**TASK DIRECTIONS:** Scan the data below and report how many lines include the word "untuk". Nothing else is wanted.

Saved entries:
========================

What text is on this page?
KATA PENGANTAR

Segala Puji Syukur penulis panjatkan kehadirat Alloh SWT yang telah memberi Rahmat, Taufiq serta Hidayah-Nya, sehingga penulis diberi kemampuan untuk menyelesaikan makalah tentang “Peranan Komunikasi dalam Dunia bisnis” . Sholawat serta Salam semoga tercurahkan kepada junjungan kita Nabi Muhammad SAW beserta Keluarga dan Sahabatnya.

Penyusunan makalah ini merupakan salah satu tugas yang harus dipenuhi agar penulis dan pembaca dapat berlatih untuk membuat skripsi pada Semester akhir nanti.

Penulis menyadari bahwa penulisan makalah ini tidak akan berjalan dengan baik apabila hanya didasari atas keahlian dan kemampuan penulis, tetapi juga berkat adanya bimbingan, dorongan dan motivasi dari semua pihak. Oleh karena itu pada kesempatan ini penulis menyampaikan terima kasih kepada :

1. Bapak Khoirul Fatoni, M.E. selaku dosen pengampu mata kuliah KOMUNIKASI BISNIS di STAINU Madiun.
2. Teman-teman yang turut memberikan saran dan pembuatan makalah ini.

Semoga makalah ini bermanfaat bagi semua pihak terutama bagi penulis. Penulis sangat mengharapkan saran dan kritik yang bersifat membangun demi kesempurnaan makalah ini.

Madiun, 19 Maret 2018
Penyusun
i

========================

**SOLUTION TO THE EXERCISE:** 2